(Dataset items)
— Start —
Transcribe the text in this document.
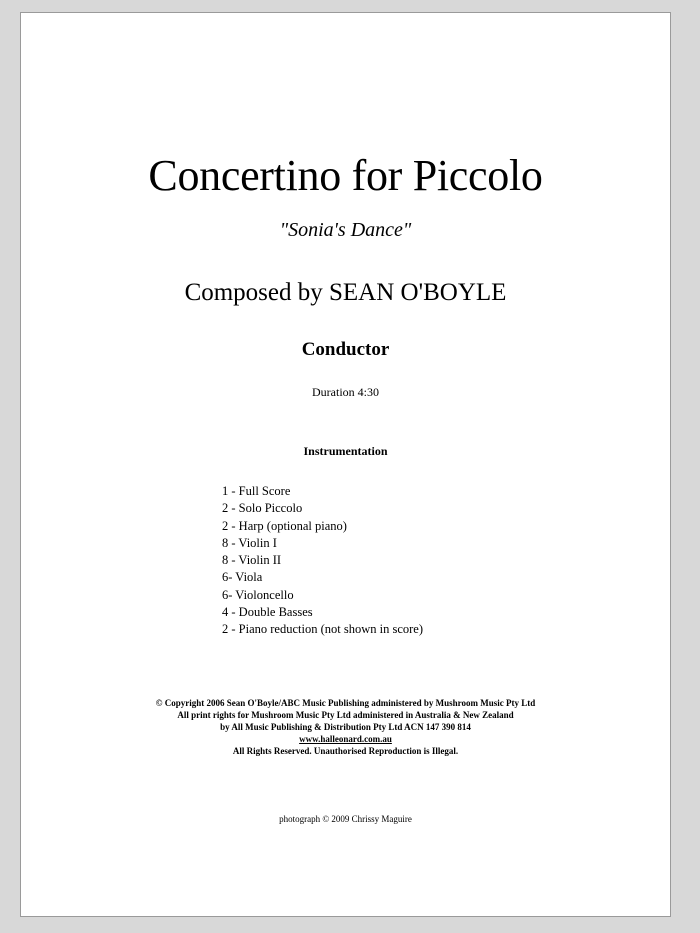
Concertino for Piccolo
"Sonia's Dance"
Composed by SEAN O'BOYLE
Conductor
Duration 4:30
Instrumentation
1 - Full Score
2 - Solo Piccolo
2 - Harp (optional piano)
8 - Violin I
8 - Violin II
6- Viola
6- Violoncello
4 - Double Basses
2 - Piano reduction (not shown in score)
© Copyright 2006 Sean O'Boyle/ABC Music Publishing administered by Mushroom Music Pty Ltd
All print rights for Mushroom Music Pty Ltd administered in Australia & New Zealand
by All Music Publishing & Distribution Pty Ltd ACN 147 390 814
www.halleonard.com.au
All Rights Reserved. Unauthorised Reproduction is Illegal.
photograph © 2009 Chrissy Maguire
— End —
### [REQUIREMENT]
Write out each line again precisely as it appears, skipping every picture.

### [RESULT OF THIS EXERCISE]
Transcribe the text in this document.
Concertino for Piccolo
"Sonia's Dance"
Composed by SEAN O'BOYLE
Conductor
Duration 4:30
Instrumentation
1 - Full Score
2 - Solo Piccolo
2 - Harp (optional piano)
8 - Violin I
8 - Violin II
6- Viola
6- Violoncello
4 - Double Basses
2 - Piano reduction (not shown in score)
© Copyright 2006 Sean O'Boyle/ABC Music Publishing administered by Mushroom Music Pty Ltd
All print rights for Mushroom Music Pty Ltd administered in Australia & New Zealand
by All Music Publishing & Distribution Pty Ltd ACN 147 390 814
www.halleonard.com.au
All Rights Reserved. Unauthorised Reproduction is Illegal.
photograph © 2009 Chrissy Maguire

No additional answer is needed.